In the data below, find every line that has the string "expected", and copy it.

begin

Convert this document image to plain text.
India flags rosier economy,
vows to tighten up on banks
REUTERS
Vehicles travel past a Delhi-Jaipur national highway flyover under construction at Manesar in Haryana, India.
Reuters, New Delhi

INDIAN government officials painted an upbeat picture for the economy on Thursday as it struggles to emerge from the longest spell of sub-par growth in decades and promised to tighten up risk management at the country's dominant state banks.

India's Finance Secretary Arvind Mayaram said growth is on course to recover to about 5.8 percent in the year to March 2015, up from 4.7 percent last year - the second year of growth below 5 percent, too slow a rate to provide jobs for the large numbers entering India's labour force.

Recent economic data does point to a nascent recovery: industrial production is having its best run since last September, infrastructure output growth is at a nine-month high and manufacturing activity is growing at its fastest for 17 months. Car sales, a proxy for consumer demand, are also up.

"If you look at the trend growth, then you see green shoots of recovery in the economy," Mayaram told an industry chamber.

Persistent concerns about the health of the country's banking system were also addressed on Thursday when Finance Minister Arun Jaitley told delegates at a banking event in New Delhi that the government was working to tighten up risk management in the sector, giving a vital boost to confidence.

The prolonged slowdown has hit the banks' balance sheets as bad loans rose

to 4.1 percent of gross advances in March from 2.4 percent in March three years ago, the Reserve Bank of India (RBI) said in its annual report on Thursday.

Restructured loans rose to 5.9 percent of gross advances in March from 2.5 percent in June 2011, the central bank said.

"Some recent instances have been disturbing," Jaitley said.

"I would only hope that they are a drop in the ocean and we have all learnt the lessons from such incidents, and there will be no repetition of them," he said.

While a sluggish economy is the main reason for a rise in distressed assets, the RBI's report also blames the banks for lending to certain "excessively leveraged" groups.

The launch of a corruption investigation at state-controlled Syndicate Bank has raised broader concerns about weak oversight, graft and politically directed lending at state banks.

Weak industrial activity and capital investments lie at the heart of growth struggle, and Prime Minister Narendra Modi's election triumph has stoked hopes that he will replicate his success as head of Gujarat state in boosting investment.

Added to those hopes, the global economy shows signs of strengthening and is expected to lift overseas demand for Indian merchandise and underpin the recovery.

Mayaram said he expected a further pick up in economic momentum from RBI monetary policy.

end

* [The result]:
Added to those hopes, the global economy shows signs of strengthening and is expected to lift overseas demand for Indian merchandise and underpin the recovery.
Mayaram said he expected a further pick up in economic momentum from RBI monetary policy.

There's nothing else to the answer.